■ **Collection entries**
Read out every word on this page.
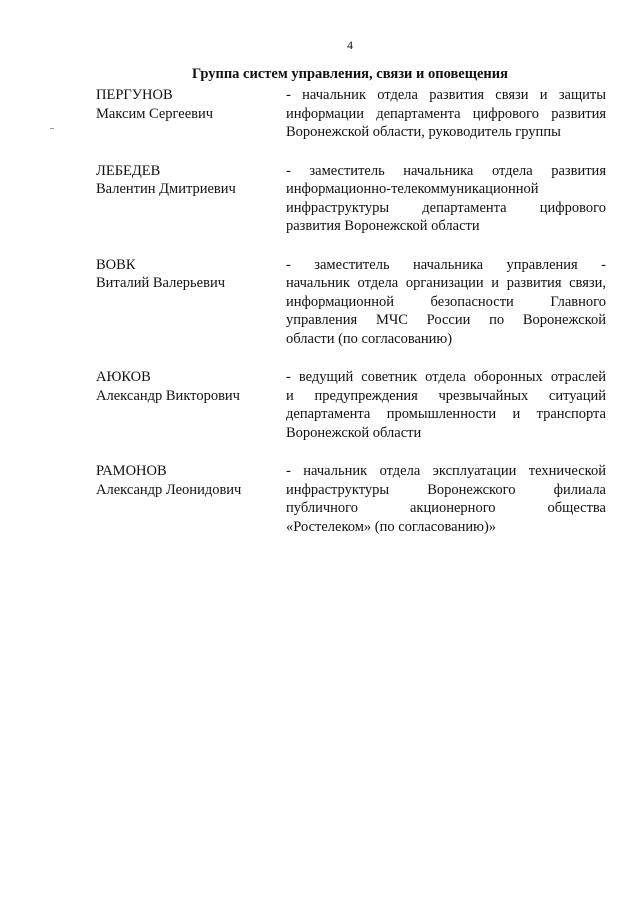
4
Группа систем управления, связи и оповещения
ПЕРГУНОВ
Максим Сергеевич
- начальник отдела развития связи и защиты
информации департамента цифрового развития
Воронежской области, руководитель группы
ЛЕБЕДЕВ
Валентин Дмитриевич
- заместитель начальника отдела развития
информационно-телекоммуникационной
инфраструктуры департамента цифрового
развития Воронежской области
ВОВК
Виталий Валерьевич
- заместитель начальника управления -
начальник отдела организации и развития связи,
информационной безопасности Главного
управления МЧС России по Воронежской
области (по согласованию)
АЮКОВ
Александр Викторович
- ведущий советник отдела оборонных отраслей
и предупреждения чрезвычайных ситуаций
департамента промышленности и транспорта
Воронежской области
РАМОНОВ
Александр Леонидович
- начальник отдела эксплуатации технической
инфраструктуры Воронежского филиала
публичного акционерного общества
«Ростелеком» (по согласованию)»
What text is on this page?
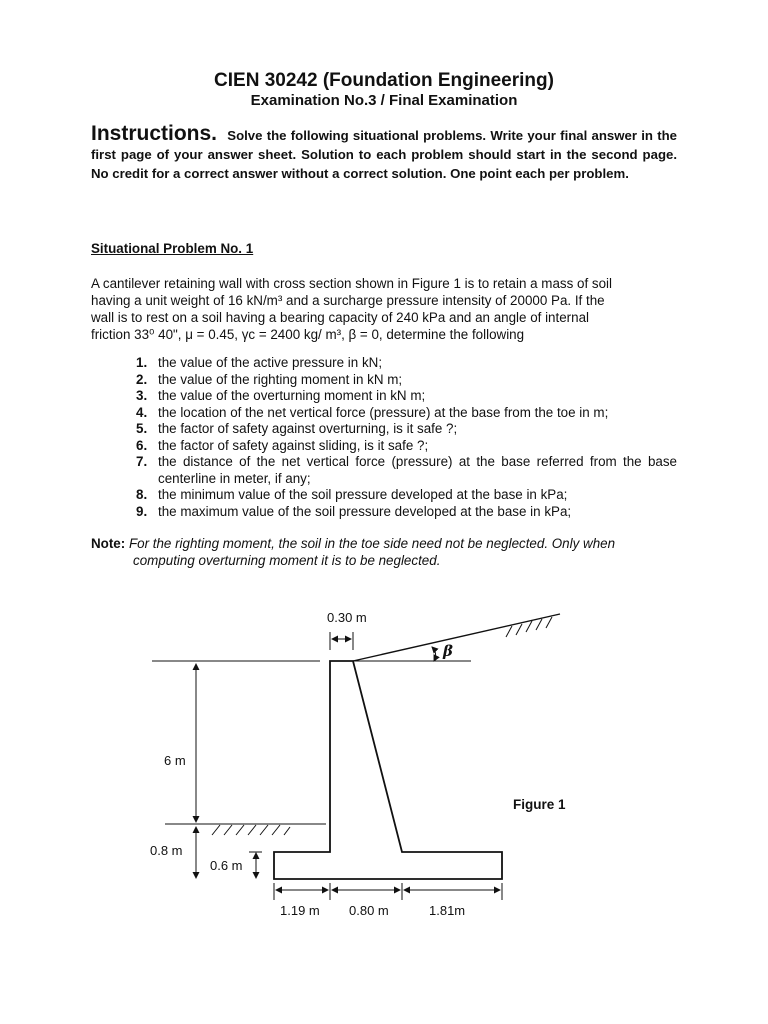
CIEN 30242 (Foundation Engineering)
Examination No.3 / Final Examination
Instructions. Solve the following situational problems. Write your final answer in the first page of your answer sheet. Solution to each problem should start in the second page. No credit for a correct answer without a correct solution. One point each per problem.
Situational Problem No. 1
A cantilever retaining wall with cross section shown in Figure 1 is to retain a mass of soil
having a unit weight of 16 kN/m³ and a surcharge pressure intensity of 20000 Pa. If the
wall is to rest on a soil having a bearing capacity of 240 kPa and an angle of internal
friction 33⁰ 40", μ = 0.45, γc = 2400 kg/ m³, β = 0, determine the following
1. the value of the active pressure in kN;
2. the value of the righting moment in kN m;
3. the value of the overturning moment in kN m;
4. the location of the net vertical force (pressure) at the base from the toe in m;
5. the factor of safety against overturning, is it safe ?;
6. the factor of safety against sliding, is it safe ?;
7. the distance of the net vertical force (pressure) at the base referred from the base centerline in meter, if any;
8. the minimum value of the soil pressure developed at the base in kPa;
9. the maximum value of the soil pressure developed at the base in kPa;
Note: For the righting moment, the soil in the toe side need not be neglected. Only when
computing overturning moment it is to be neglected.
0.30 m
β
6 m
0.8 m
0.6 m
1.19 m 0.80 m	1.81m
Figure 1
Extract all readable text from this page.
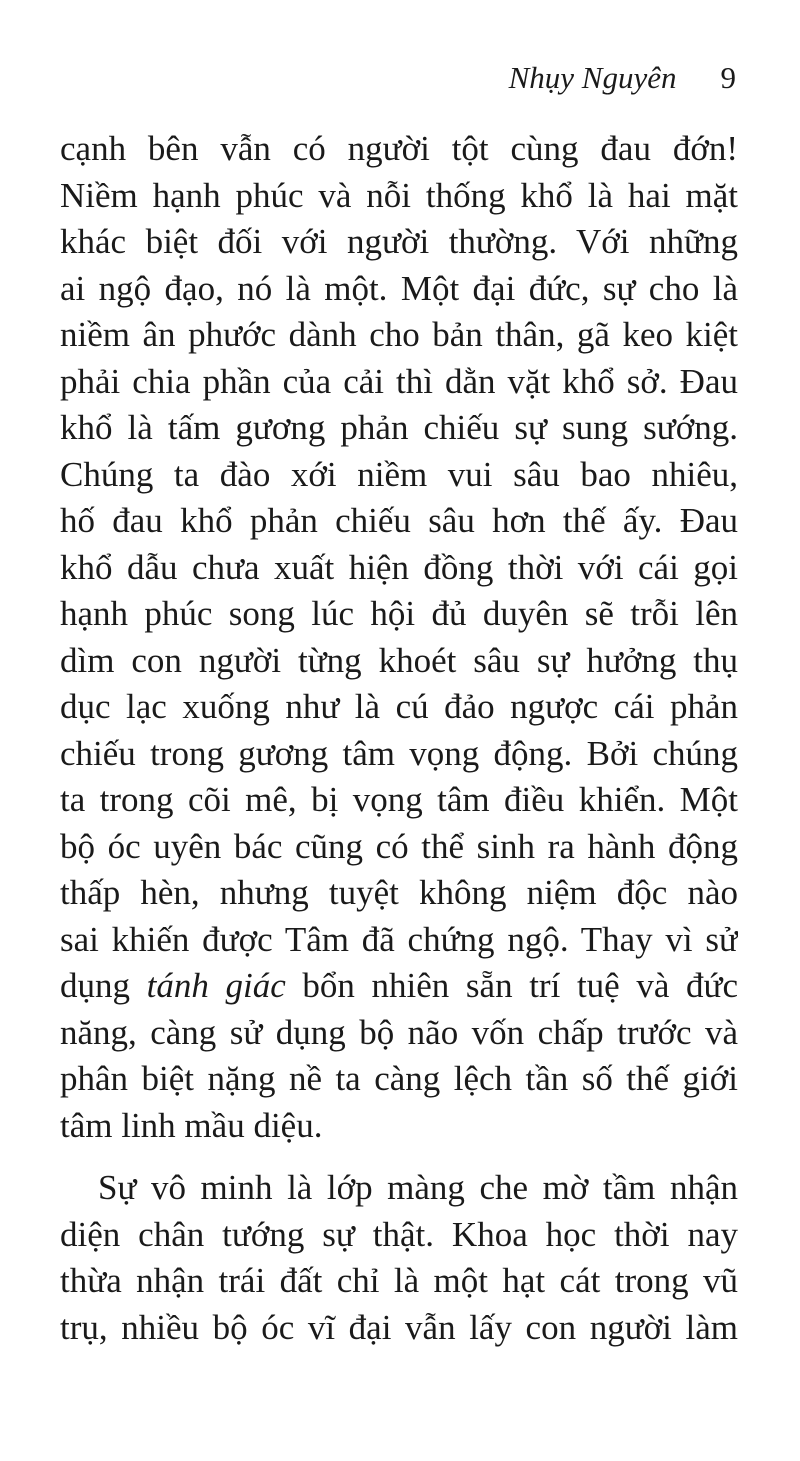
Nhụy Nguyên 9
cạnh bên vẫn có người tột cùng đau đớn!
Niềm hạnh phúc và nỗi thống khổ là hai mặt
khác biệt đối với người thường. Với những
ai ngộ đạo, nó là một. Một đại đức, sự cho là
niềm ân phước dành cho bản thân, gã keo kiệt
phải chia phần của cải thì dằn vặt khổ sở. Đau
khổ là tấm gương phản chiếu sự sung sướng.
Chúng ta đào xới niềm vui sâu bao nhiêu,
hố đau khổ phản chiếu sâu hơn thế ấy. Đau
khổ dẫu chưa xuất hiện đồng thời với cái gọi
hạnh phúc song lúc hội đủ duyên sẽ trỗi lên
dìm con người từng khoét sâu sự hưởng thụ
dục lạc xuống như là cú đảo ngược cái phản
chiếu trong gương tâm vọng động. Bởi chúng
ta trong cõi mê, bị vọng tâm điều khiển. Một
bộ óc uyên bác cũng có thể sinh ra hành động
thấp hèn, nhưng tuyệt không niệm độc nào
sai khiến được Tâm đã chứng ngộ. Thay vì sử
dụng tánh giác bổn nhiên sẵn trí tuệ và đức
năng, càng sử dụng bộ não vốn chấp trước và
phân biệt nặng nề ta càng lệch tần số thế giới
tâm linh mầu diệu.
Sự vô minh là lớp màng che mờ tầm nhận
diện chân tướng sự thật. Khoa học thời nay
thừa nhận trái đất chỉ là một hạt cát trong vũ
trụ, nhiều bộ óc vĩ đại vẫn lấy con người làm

---

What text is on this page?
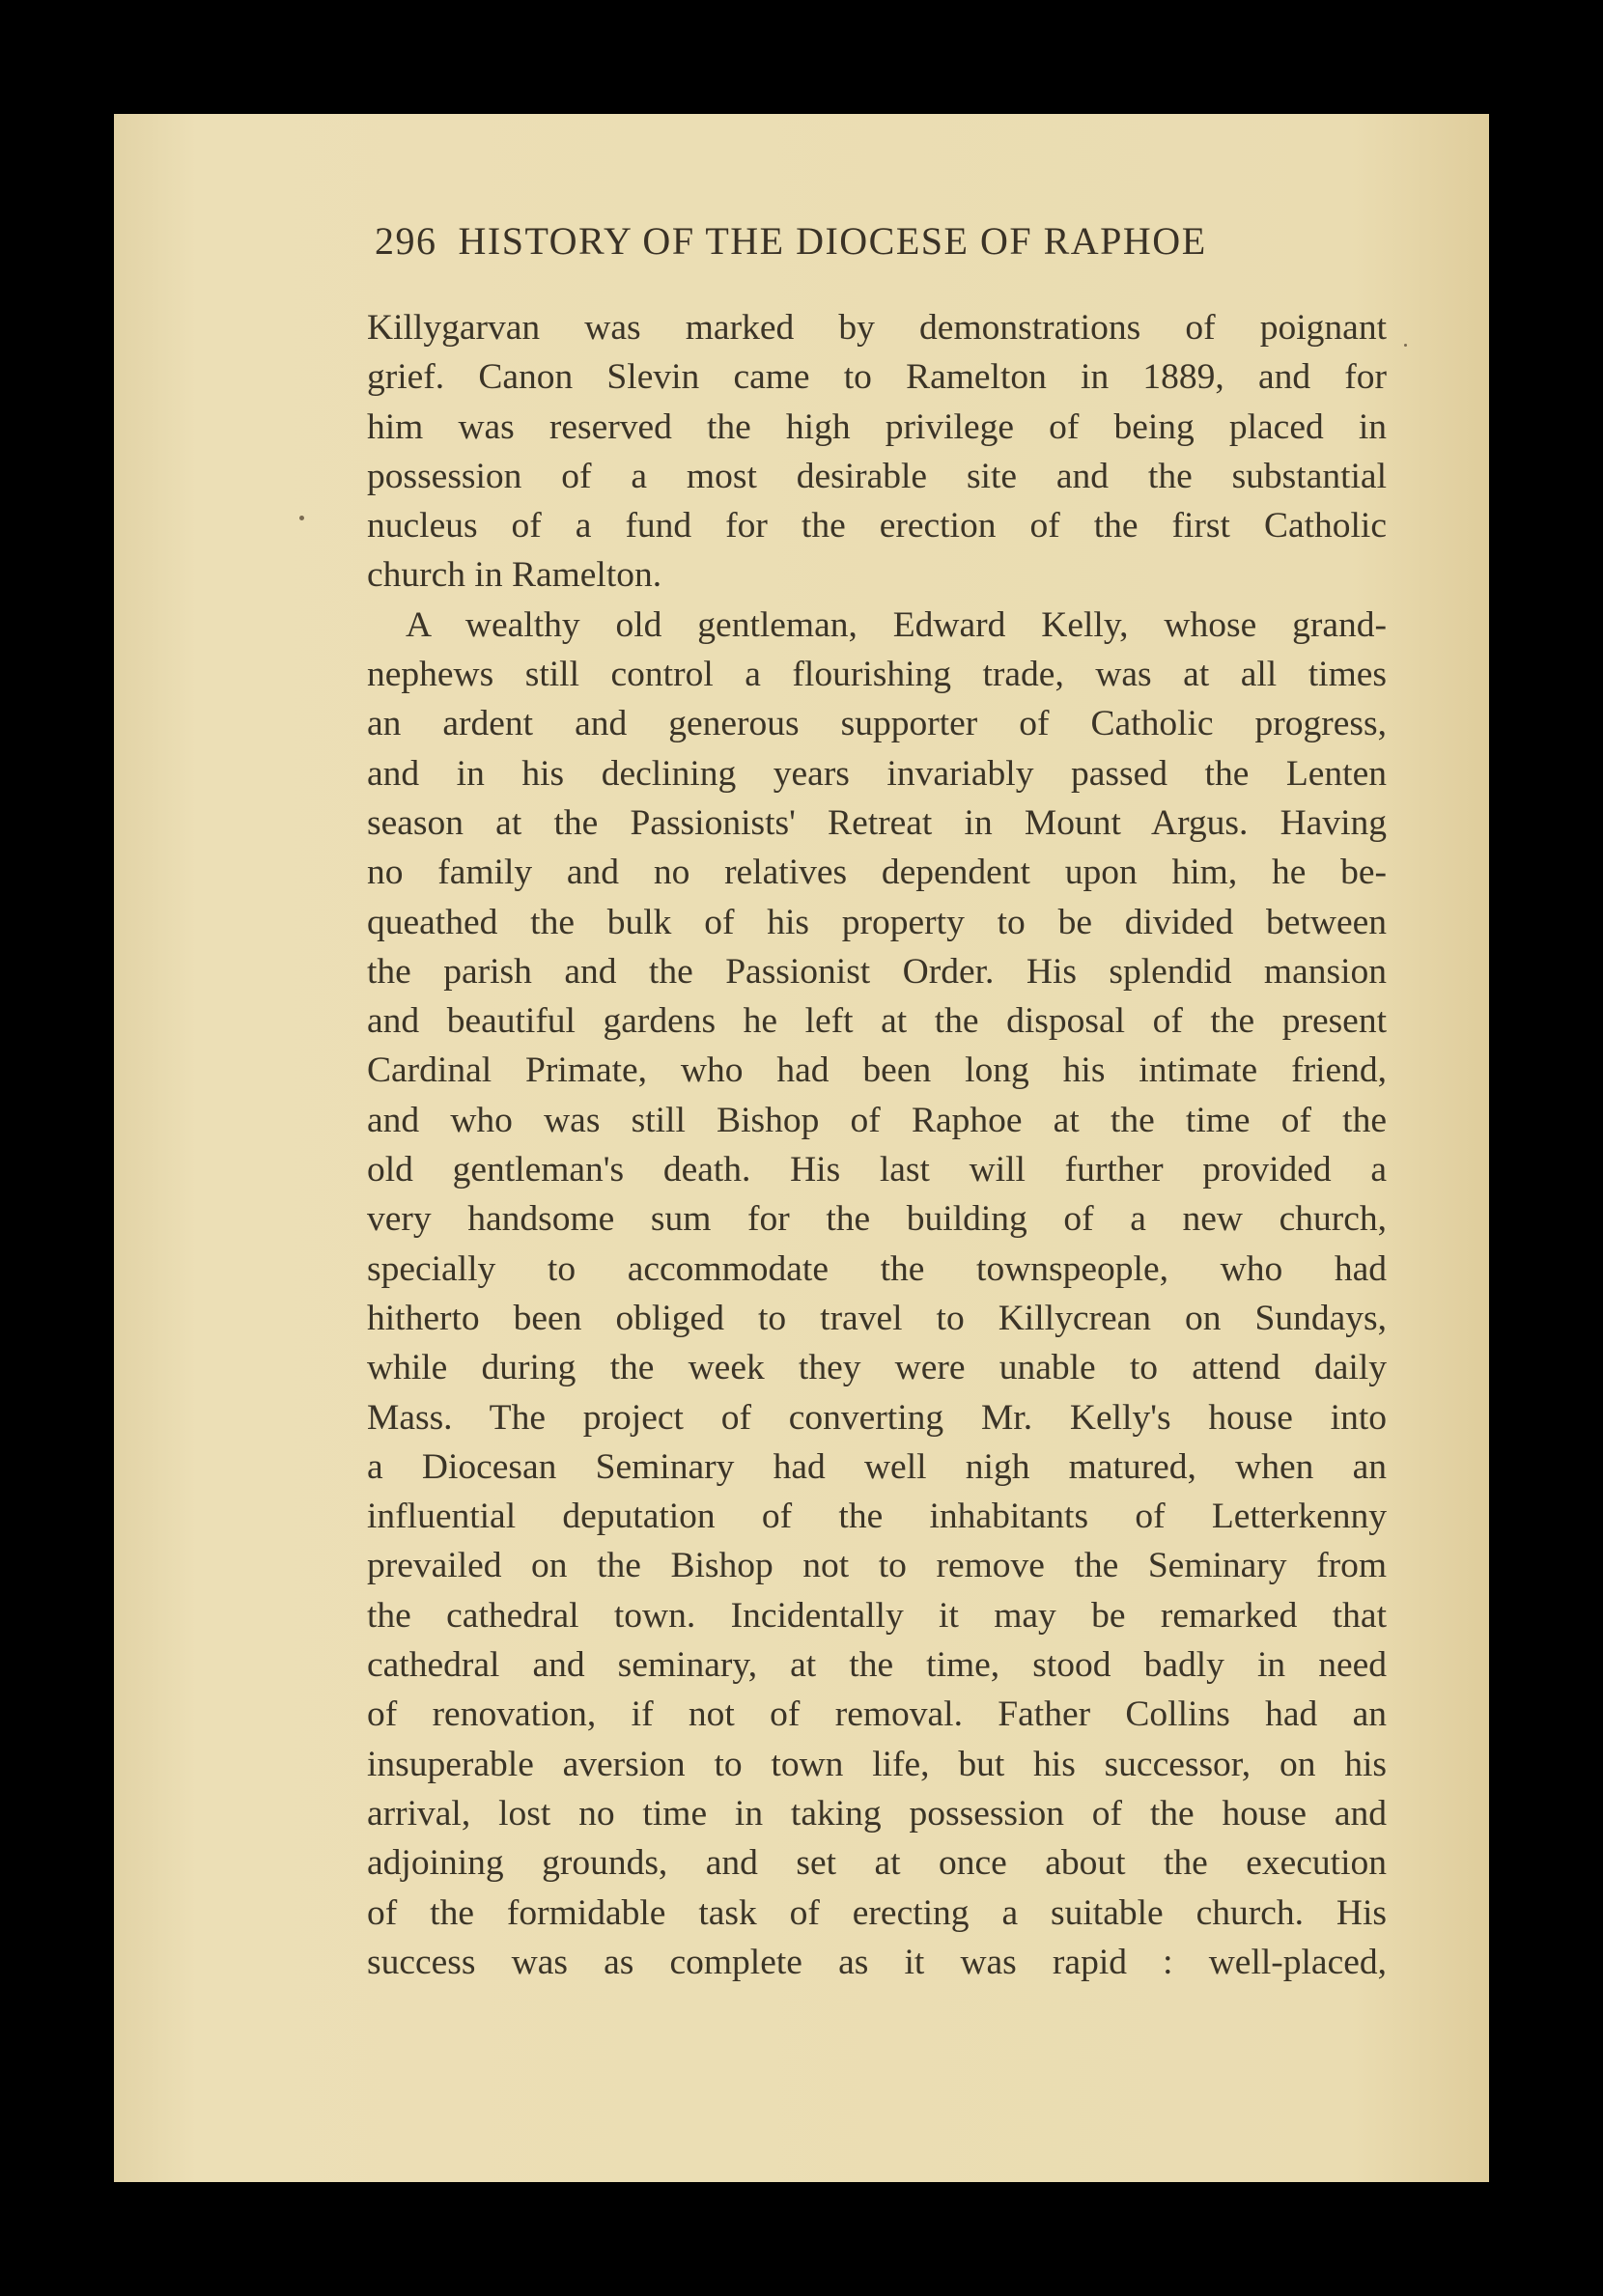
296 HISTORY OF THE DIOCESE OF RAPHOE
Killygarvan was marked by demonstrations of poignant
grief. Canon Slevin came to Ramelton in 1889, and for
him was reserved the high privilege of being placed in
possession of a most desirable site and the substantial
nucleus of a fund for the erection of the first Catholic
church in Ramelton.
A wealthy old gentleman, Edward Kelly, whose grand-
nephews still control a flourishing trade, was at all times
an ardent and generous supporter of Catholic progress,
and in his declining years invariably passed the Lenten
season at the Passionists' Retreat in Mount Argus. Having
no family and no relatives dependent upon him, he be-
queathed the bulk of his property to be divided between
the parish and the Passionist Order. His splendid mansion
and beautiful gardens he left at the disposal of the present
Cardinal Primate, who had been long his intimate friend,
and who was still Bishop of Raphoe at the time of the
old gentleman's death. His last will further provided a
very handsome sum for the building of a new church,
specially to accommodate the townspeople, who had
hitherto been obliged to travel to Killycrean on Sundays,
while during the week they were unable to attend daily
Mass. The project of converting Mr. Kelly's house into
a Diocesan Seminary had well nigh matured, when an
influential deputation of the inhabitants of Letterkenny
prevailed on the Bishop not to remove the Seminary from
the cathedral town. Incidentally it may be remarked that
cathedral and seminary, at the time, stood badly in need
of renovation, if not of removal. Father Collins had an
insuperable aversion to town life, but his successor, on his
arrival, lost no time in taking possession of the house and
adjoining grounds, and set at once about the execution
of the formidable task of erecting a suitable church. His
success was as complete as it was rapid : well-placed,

■ **DO THIS**
Say the number of lines in the records above that include the string "safe", and no more.

■ **CORRECT RESULT**
2